Items from a data source:
____
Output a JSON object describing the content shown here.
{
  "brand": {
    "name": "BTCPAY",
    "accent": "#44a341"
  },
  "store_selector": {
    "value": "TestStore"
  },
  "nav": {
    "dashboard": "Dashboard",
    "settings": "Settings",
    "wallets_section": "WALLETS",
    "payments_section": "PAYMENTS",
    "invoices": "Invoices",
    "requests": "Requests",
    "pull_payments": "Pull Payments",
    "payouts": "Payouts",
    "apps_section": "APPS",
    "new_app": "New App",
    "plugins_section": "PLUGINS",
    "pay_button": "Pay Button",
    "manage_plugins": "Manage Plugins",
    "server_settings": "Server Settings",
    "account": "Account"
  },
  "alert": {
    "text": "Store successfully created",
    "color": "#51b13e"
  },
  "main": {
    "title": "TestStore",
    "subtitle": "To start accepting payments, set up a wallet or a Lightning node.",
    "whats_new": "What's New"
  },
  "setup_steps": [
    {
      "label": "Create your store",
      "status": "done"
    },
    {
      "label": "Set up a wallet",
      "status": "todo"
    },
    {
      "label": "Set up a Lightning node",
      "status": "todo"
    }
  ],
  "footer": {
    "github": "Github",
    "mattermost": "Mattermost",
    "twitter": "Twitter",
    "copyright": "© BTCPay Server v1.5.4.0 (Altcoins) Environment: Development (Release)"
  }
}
____
### What needs to be done
Repeat back the data above, exact to the last character.

### In response
Output a JSON object describing the content shown here.
{
  "brand": {
    "name": "BTCPAY",
    "accent": "#44a341"
  },
  "store_selector": {
    "value": "TestStore"
  },
  "nav": {
    "dashboard": "Dashboard",
    "settings": "Settings",
    "wallets_section": "WALLETS",
    "payments_section": "PAYMENTS",
    "invoices": "Invoices",
    "requests": "Requests",
    "pull_payments": "Pull Payments",
    "payouts": "Payouts",
    "apps_section": "APPS",
    "new_app": "New App",
    "plugins_section": "PLUGINS",
    "pay_button": "Pay Button",
    "manage_plugins": "Manage Plugins",
    "server_settings": "Server Settings",
    "account": "Account"
  },
  "alert": {
    "text": "Store successfully created",
    "color": "#51b13e"
  },
  "main": {
    "title": "TestStore",
    "subtitle": "To start accepting payments, set up a wallet or a Lightning node.",
    "whats_new": "What's New"
  },
  "setup_steps": [
    {
      "label": "Create your store",
      "status": "done"
    },
    {
      "label": "Set up a wallet",
      "status": "todo"
    },
    {
      "label": "Set up a Lightning node",
      "status": "todo"
    }
  ],
  "footer": {
    "github": "Github",
    "mattermost": "Mattermost",
    "twitter": "Twitter",
    "copyright": "© BTCPay Server v1.5.4.0 (Altcoins) Environment: Development (Release)"
  }
}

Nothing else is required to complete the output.